INSTRUCTIONS FOR THE TASK:
Compute how many lines in the entries below contain "amplifier", and output nothing but the number.

EXERCISE DATA:
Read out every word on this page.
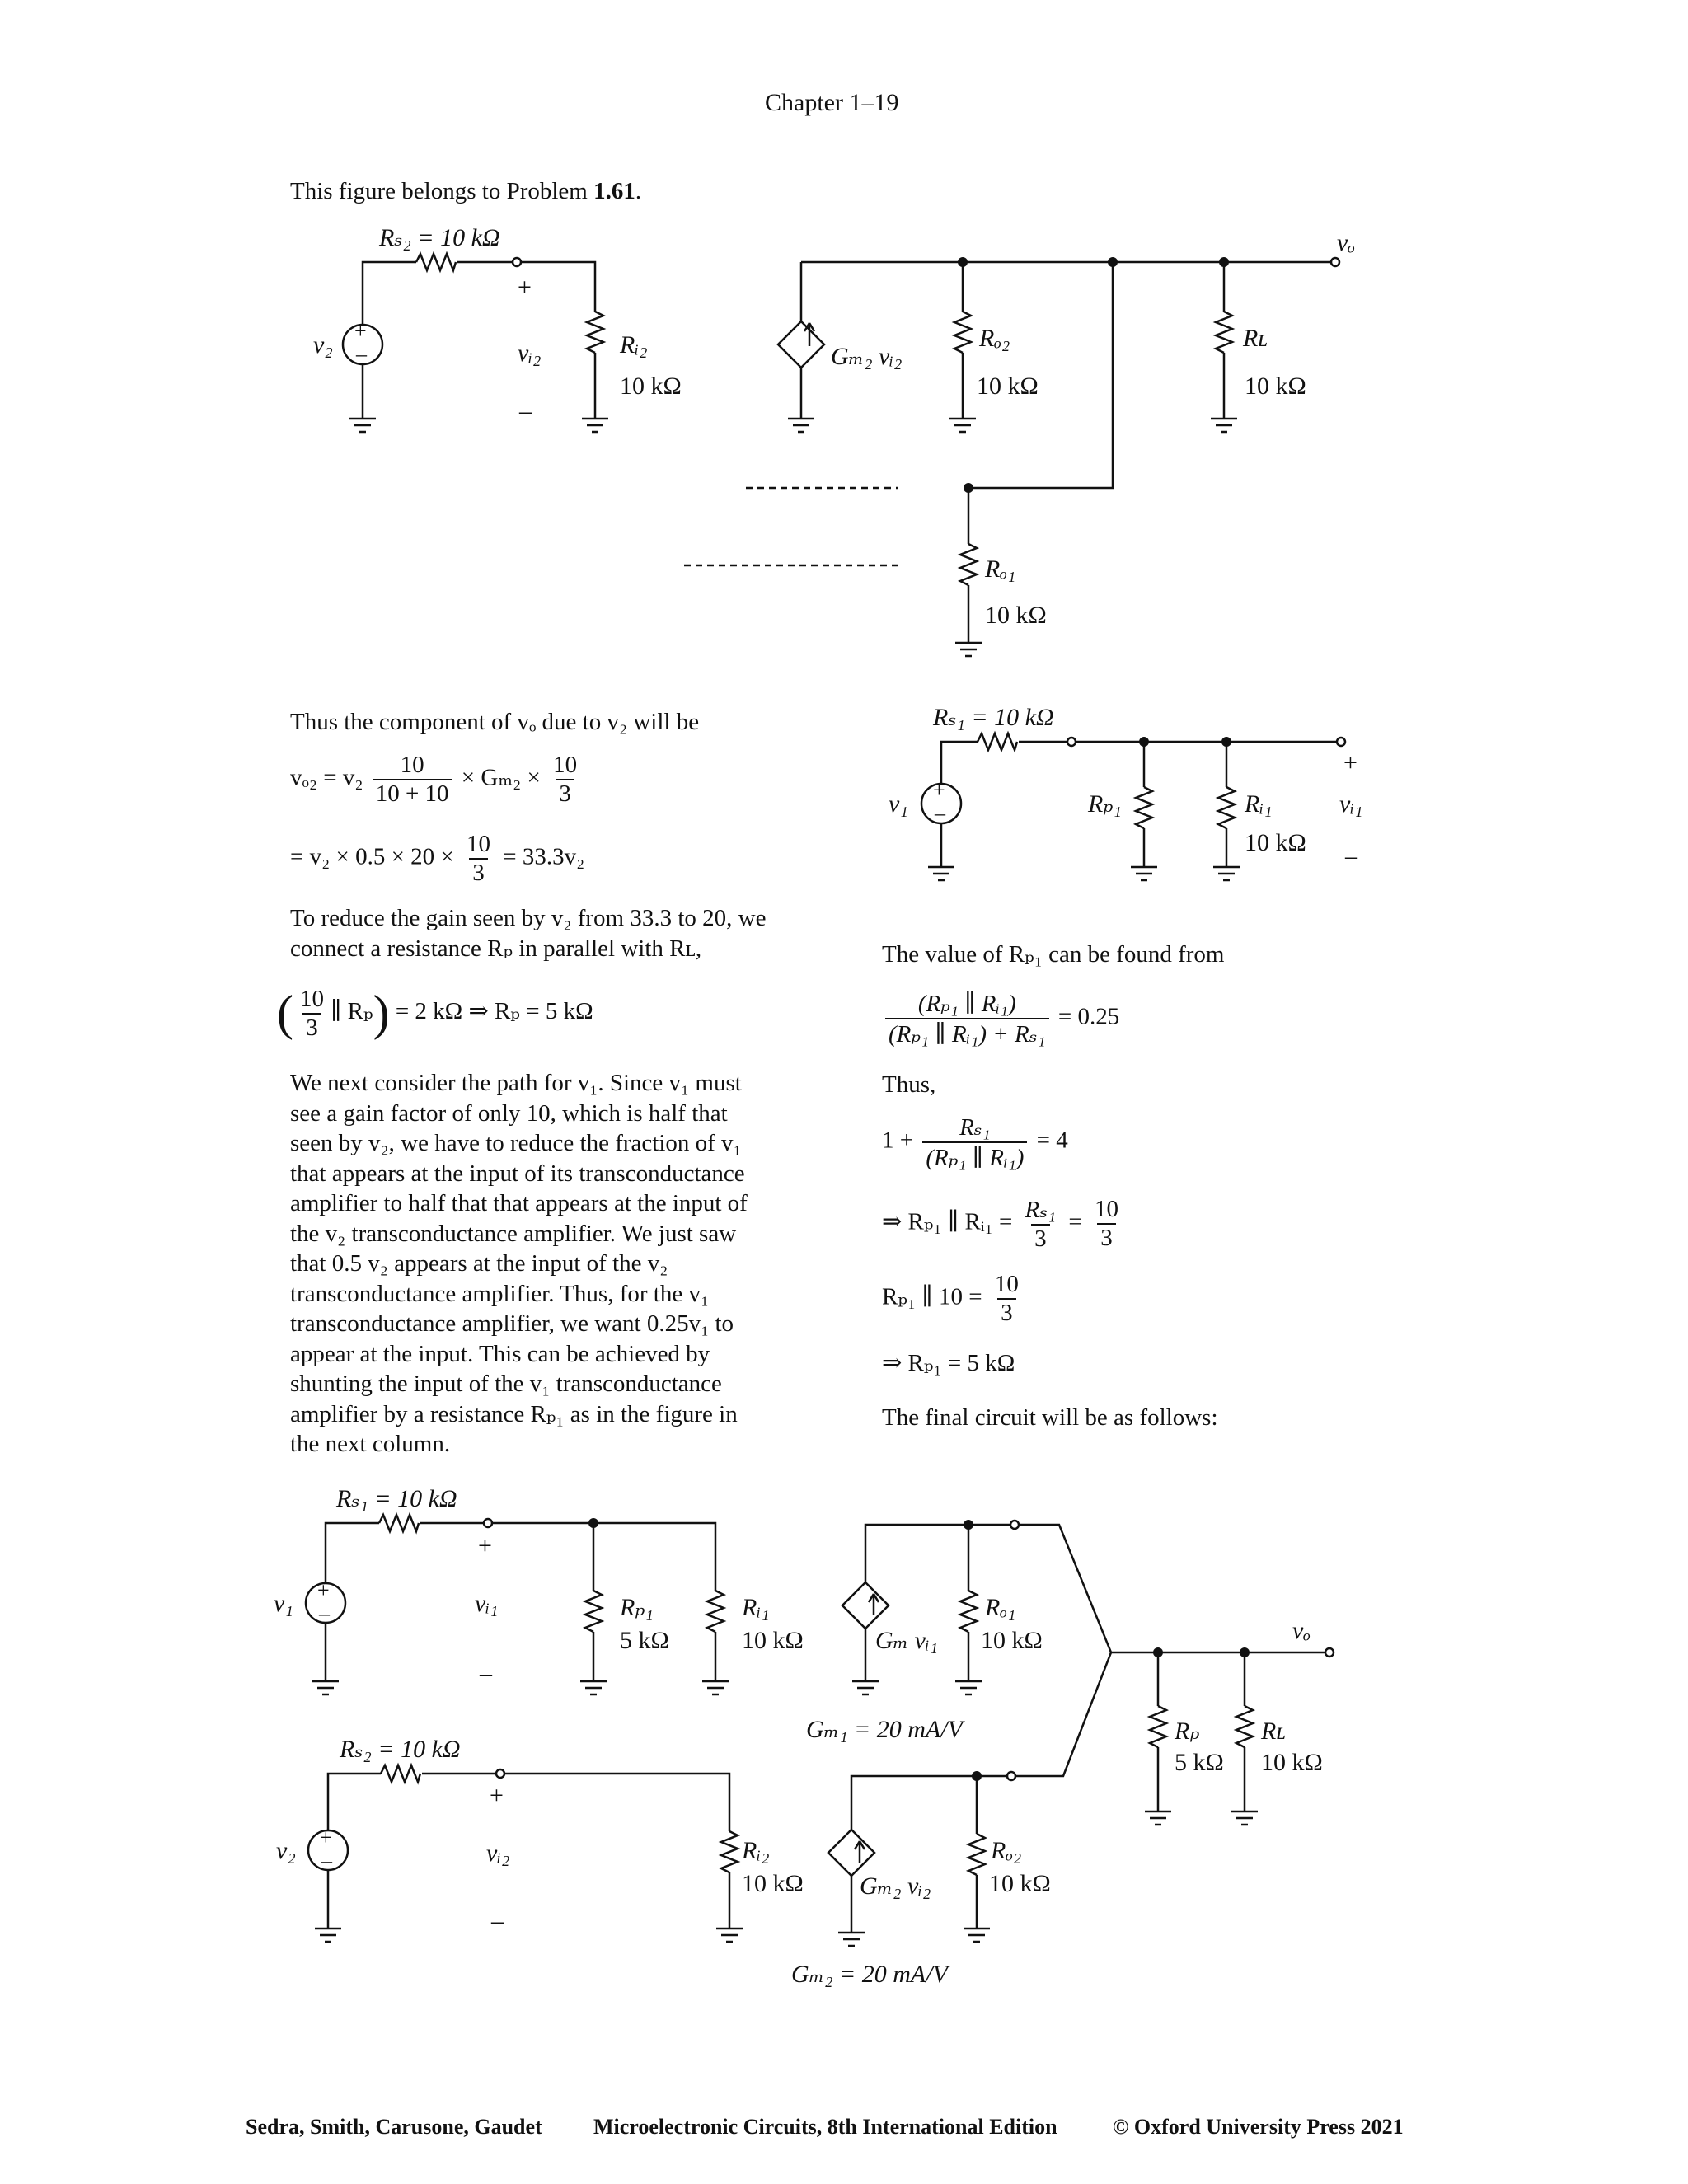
Chapter 1–19
This figure belongs to Problem 1.61.
+
–
Rₛ₂ = 10 kΩ
v₂
+
vᵢ₂
–
Rᵢ₂
10 kΩ
Gₘ₂ vᵢ₂
Rₒ₂
10 kΩ
Rʟ
10 kΩ
vₒ
Rₒ₁
10 kΩ
Thus the component of vₒ due to v₂ will be
$v_{o2} = v_2 \frac{10}{10 + 10} \times G_{m2} \times \frac{10}{3}$
= $v_2 \times 0.5 \times 20 \times \frac{10}{3} = 33.3v_2$
To reduce the gain seen by v₂ from 33.3 to 20, we connect a resistance Rₚ in parallel with Rʟ,
( $\frac{10}{3}$ ∥ Rₚ) = 2 kΩ ⇒ Rₚ = 5 kΩ
We next consider the path for v₁. Since v₁ must
see a gain factor of only 10, which is half that
seen by v₂, we have to reduce the fraction of v₁
that appears at the input of its transconductance
amplifier to half that that appears at the input of
the v₂ transconductance amplifier. We just saw
that 0.5 v₂ appears at the input of the v₂
transconductance amplifier. Thus, for the v₁
transconductance amplifier, we want 0.25v₁ to
appear at the input. This can be achieved by
shunting the input of the v₁ transconductance
amplifier by a resistance Rₚ₁ as in the figure in
the next column.
+
–
Rₛ₁ = 10 kΩ
v₁	Rₚ₁	Rᵢ₁
10 kΩ
+
vᵢ₁
–
The value of Rₚ₁ can be found from
$\frac{\text{(Rₚ₁ ∥ Rᵢ₁)}}{\text{(Rₚ₁ ∥ Rᵢ₁) + Rₛ₁}} = 0.25$
Thus,
$1 + \frac{\text{Rₛ₁}}{\text{(Rₚ₁ ∥ Rᵢ₁)}} = 4$
⇒ Rₚ₁ ∥ Rᵢ₁ = $\frac{\text{Rₛ₁}}{3} = \frac{10}{3}$
Rₚ₁ ∥ $10 = \frac{10}{3}$
⇒ Rₚ₁ = 5 kΩ
The final circuit will be as follows:
+
–
+
–
Rₛ₁ = 10 kΩ
v₁
+
vᵢ₁
–
Rₚ₁
5 kΩ
Rᵢ₁
10 kΩ	Gₘ vᵢ₁
Rₒ₁
10 kΩ
Gₘ₁ = 20 mA/V
Rₛ₂ = 10 kΩ
v₂
+
vᵢ₂
–
Rᵢ₂
10 kΩ Gₘ₂ vᵢ₂
Rₒ₂
10 kΩ
Gₘ₂ = 20 mA/V
Rₚ
5 kΩ
Rʟ
10 kΩ
vₒ
Sedra, Smith, Carusone, Gaudet Microelectronic Circuits, 8th International Edition	© Oxford University Press 2021
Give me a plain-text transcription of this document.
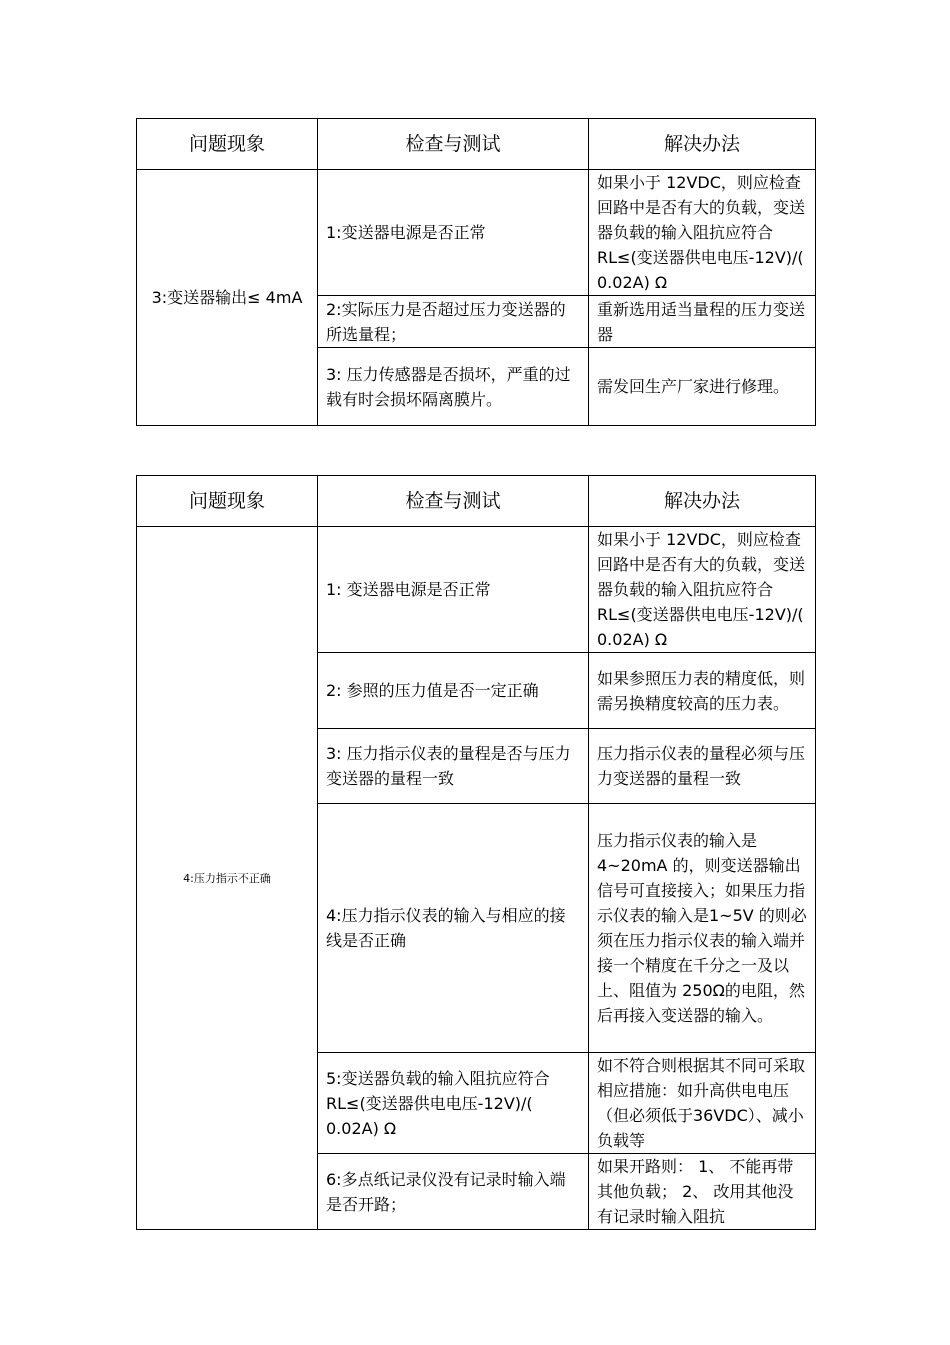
问题现象	检查与测试	解决办法
3:变送器输出≤ 4mA	1:变送器电源是否正常	如果小于 12VDC，则应检查回路中是否有大的负载，变送器负载的输入阻抗应符合 RL≤(变送器供电电压-12V)/( 0.02A) Ω
	2:实际压力是否超过压力变送器的所选量程；	重新选用适当量程的压力变送器
	3: 压力传感器是否损坏，严重的过载有时会损坏隔离膜片。	需发回生产厂家进行修理。
问题现象	检查与测试	解决办法
4:压力指示不正确	1: 变送器电源是否正常	如果小于 12VDC，则应检查回路中是否有大的负载，变送器负载的输入阻抗应符合 RL≤(变送器供电电压-12V)/( 0.02A) Ω
	2: 参照的压力值是否一定正确	如果参照压力表的精度低，则需另换精度较高的压力表。
	3: 压力指示仪表的量程是否与压力变送器的量程一致	压力指示仪表的量程必须与压力变送器的量程一致
	4:压力指示仪表的输入与相应的接线是否正确	压力指示仪表的输入是4~20mA 的，则变送器输出信号可直接接入；如果压力指示仪表的输入是1~5V 的则必须在压力指示仪表的输入端并接一个精度在千分之一及以上、阻值为 250Ω的电阻，然后再接入变送器的输入。
	5:变送器负载的输入阻抗应符合 RL≤(变送器供电电压-12V)/( 0.02A) Ω	如不符合则根据其不同可采取相应措施：如升高供电电压（但必须低于36VDC）、减小负载等
	6:多点纸记录仪没有记录时输入端是否开路；	如果开路则： 1、 不能再带其他负载； 2、 改用其他没有记录时输入阻抗
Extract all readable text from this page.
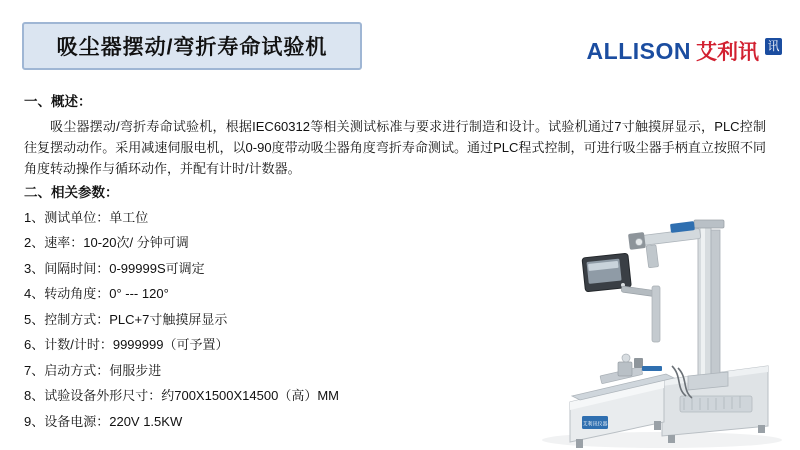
吸尘器摆动/弯折寿命试验机	ALLISON 艾利讯 讯

一、概述：

吸尘器摆动/弯折寿命试验机，根据IEC60312等相关测试标准与要求进行制造和设计。试验机通过7寸触摸屏显示，PLC控制往复摆动动作。采用减速伺服电机，以0-90度带动吸尘器角度弯折寿命测试。通过PLC程式控制，可进行吸尘器手柄直立按照不同角度转动操作与循环动作，并配有计时/计数器。

二、相关参数：

1、测试单位：单工位
2、速率：10-20次/ 分钟可调
3、间隔时间：0-99999S可调定
4、转动角度：0° --- 120°
5、控制方式：PLC+7寸触摸屏显示
6、计数/计时：9999999（可予置）
7、启动方式：伺服步进
8、试验设备外形尺寸：约700X1500X14500（高）MM
9、设备电源：220V 1.5KW	艾利讯仪器
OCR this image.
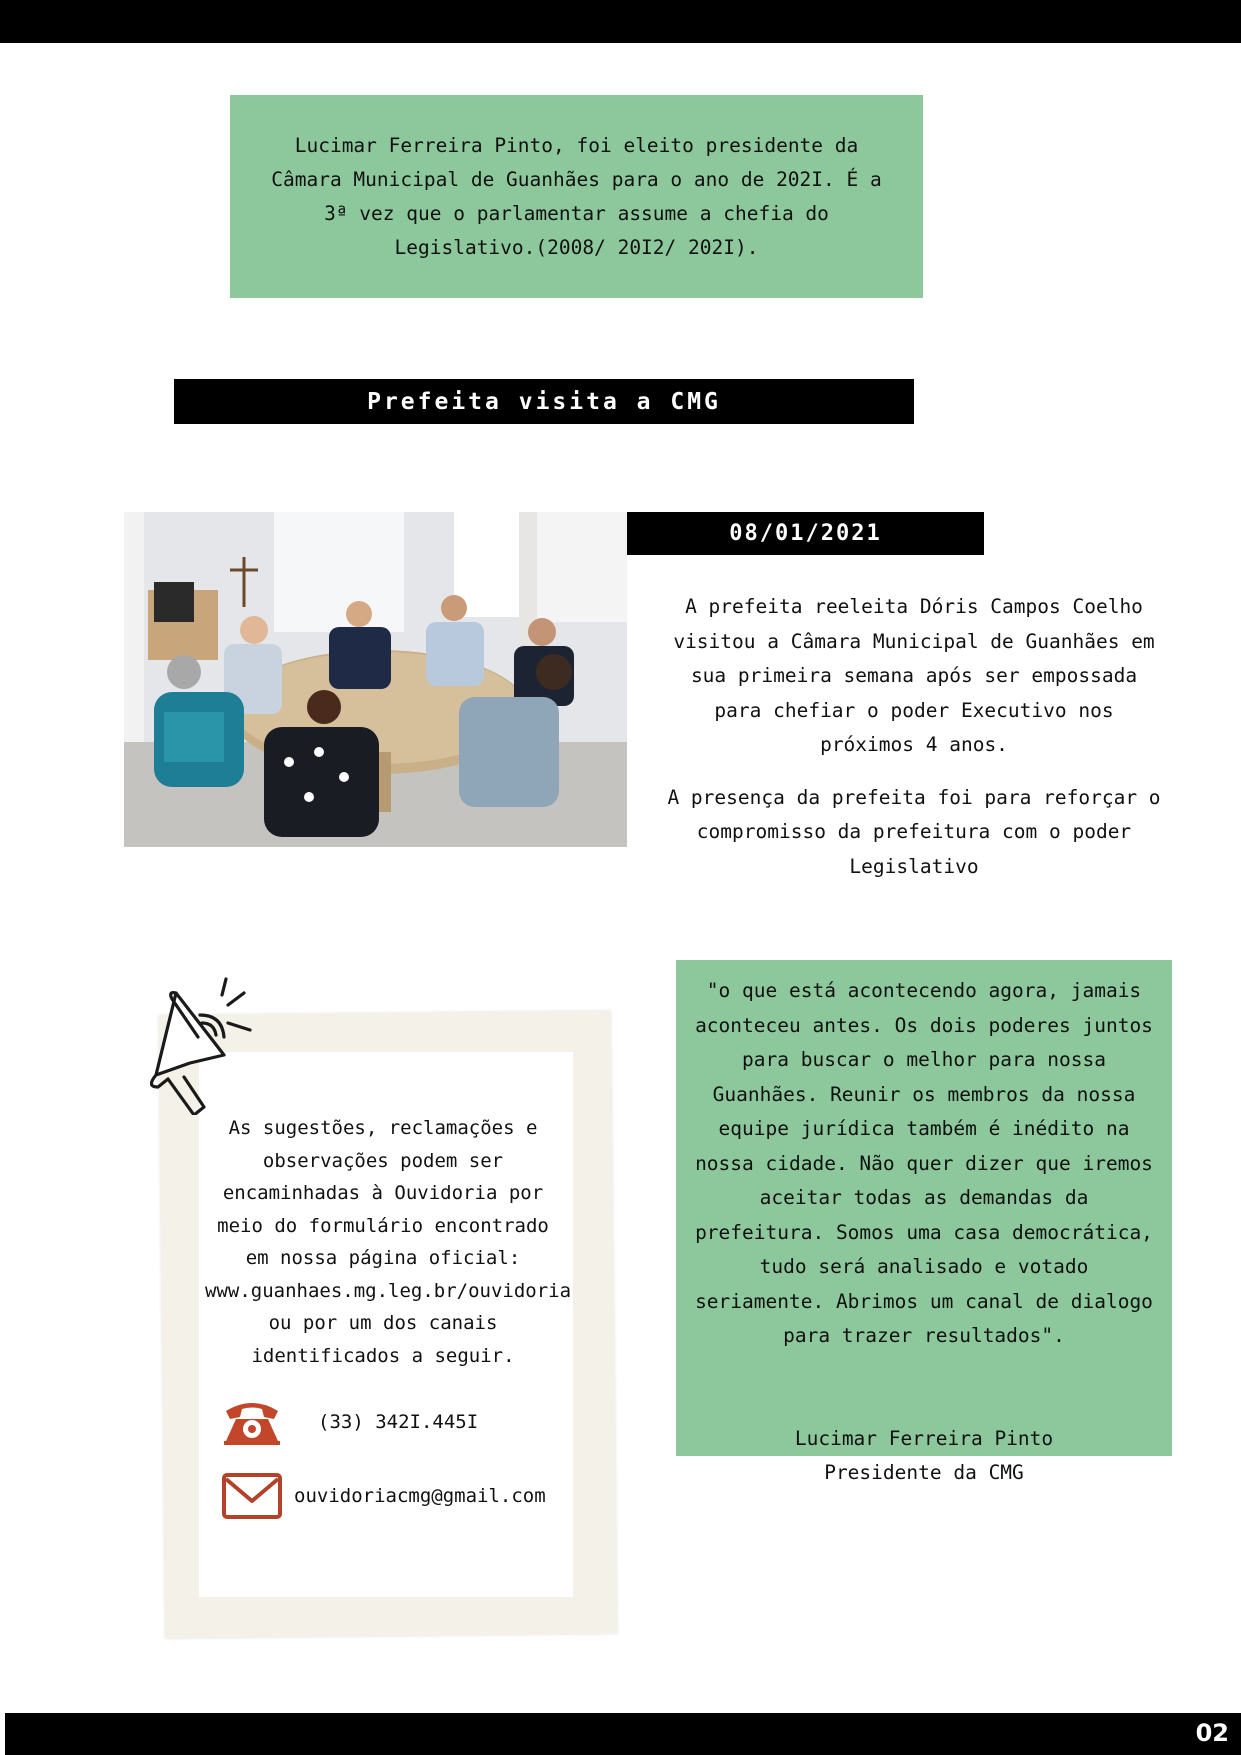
Lucimar Ferreira Pinto, foi eleito presidente da Câmara Municipal de Guanhães para o ano de 202I. É a 3ª vez que o parlamentar assume a chefia do Legislativo.(2008/ 20I2/ 202I).

Prefeita visita a CMG
08/01/2021

A prefeita reeleita Dóris Campos Coelho visitou a Câmara Municipal de Guanhães em sua primeira semana após ser empossada para chefiar o poder Executivo nos próximos 4 anos.

A presença da prefeita foi para reforçar o compromisso da prefeitura com o poder Legislativo

"o que está acontecendo agora, jamais aconteceu antes. Os dois poderes juntos para buscar o melhor para nossa Guanhães. Reunir os membros da nossa equipe jurídica também é inédito na nossa cidade. Não quer dizer que iremos aceitar todas as demandas da prefeitura. Somos uma casa democrática, tudo será analisado e votado seriamente. Abrimos um canal de dialogo para trazer resultados".

Lucimar Ferreira Pinto

Presidente da CMG

As sugestões, reclamações e observações podem ser encaminhadas à Ouvidoria por meio do formulário encontrado em nossa página oficial: www.guanhaes.mg.leg.br/ouvidoria ou por um dos canais identificados a seguir.

(33) 342I.445I
ouvidoriacmg@gmail.com
02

THE SOLUTION:
5